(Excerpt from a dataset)
—————

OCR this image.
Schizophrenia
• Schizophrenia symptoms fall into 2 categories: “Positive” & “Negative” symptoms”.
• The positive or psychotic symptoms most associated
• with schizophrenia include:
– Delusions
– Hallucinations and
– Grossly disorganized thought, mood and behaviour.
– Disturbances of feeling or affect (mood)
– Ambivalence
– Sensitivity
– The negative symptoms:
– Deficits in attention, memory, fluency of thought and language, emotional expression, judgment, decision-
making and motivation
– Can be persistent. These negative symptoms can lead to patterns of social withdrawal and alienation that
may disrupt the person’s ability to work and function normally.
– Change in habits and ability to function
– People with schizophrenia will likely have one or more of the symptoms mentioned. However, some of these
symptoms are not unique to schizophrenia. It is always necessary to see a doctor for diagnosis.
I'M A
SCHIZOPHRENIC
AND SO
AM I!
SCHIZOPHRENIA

—————

Task details: Please reproduce each record precisely as written.

Complete answer:
OCR this image.
Schizophrenia
• Schizophrenia symptoms fall into 2 categories: “Positive” & “Negative” symptoms”.
• The positive or psychotic symptoms most associated
• with schizophrenia include:
– Delusions
– Hallucinations and
– Grossly disorganized thought, mood and behaviour.
– Disturbances of feeling or affect (mood)
– Ambivalence
– Sensitivity
– The negative symptoms:
– Deficits in attention, memory, fluency of thought and language, emotional expression, judgment, decision-
making and motivation
– Can be persistent. These negative symptoms can lead to patterns of social withdrawal and alienation that
may disrupt the person’s ability to work and function normally.
– Change in habits and ability to function
– People with schizophrenia will likely have one or more of the symptoms mentioned. However, some of these
symptoms are not unique to schizophrenia. It is always necessary to see a doctor for diagnosis.
I'M A
SCHIZOPHRENIC
AND SO
AM I!
SCHIZOPHRENIA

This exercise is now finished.